DATA ENTRIES |
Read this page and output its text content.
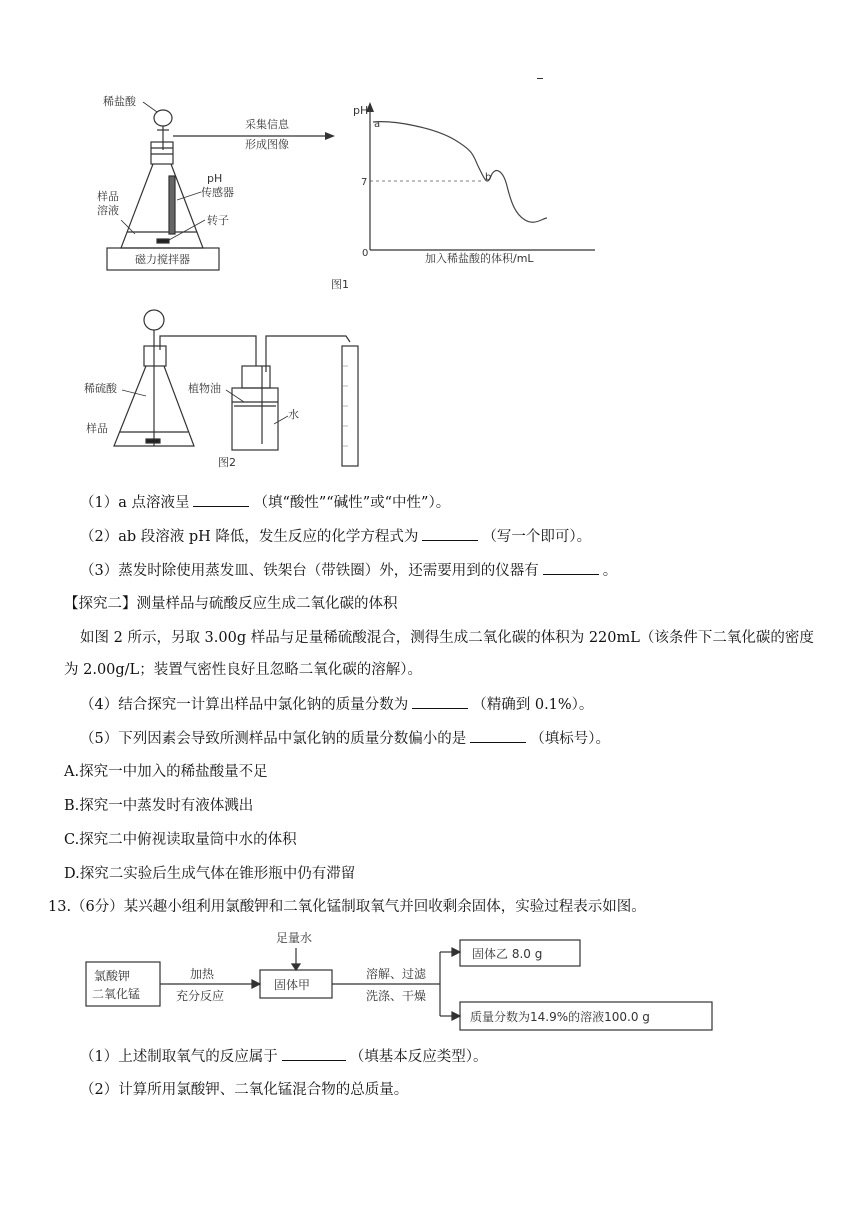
稀盐酸
采集信息
形成图像
pH
传感器
样品
溶液
转子
磁力搅拌器
pH
0
7
a
b
加入稀盐酸的体积/mL
图1
稀硫酸
样品
植物油
水
图2
（1）a 点溶液呈	（填“酸性”“碱性”或“中性”）。
（2）ab 段溶液 pH 降低，发生反应的化学方程式为	（写一个即可）。
（3）蒸发时除使用蒸发皿、铁架台（带铁圈）外，还需要用到的仪器有	。
【探究二】测量样品与硫酸反应生成二氧化碳的体积
如图 2 所示，另取 3.00g 样品与足量稀硫酸混合，测得生成二氧化碳的体积为 220mL（该条件下二氧化碳的密度
为 2.00g/L；装置气密性良好且忽略二氧化碳的溶解）。
（4）结合探究一计算出样品中氯化钠的质量分数为	（精确到 0.1%）。
（5）下列因素会导致所测样品中氯化钠的质量分数偏小的是	（填标号）。
A.探究一中加入的稀盐酸量不足
B.探究一中蒸发时有液体溅出
C.探究二中俯视读取量筒中水的体积
D.探究二实验后生成气体在锥形瓶中仍有滞留
13.（6分）某兴趣小组利用氯酸钾和二氧化锰制取氧气并回收剩余固体，实验过程表示如图。
氯酸钾
二氧化锰
加热
充分反应
足量水
固体甲
溶解、过滤
洗涤、干燥
固体乙 8.0 g
质量分数为14.9%的溶液100.0 g
（1）上述制取氧气的反应属于	（填基本反应类型）。
（2）计算所用氯酸钾、二氧化锰混合物的总质量。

SET EXERCISE |
Print all of the entries word for word. Skip any images they contain.

RESULT BELOW |
Read this page and output its text content.
稀盐酸
采集信息
形成图像
pH
传感器
样品
溶液
转子
磁力搅拌器
pH
0
7
a
b
加入稀盐酸的体积/mL
图1
稀硫酸
样品
植物油
水
图2
（1）a 点溶液呈	（填“酸性”“碱性”或“中性”）。
（2）ab 段溶液 pH 降低，发生反应的化学方程式为	（写一个即可）。
（3）蒸发时除使用蒸发皿、铁架台（带铁圈）外，还需要用到的仪器有	。
【探究二】测量样品与硫酸反应生成二氧化碳的体积
如图 2 所示，另取 3.00g 样品与足量稀硫酸混合，测得生成二氧化碳的体积为 220mL（该条件下二氧化碳的密度
为 2.00g/L；装置气密性良好且忽略二氧化碳的溶解）。
（4）结合探究一计算出样品中氯化钠的质量分数为	（精确到 0.1%）。
（5）下列因素会导致所测样品中氯化钠的质量分数偏小的是	（填标号）。
A.探究一中加入的稀盐酸量不足
B.探究一中蒸发时有液体溅出
C.探究二中俯视读取量筒中水的体积
D.探究二实验后生成气体在锥形瓶中仍有滞留
13.（6分）某兴趣小组利用氯酸钾和二氧化锰制取氧气并回收剩余固体，实验过程表示如图。
氯酸钾
二氧化锰
加热
充分反应
足量水
固体甲
溶解、过滤
洗涤、干燥
固体乙 8.0 g
质量分数为14.9%的溶液100.0 g
（1）上述制取氧气的反应属于	（填基本反应类型）。
（2）计算所用氯酸钾、二氧化锰混合物的总质量。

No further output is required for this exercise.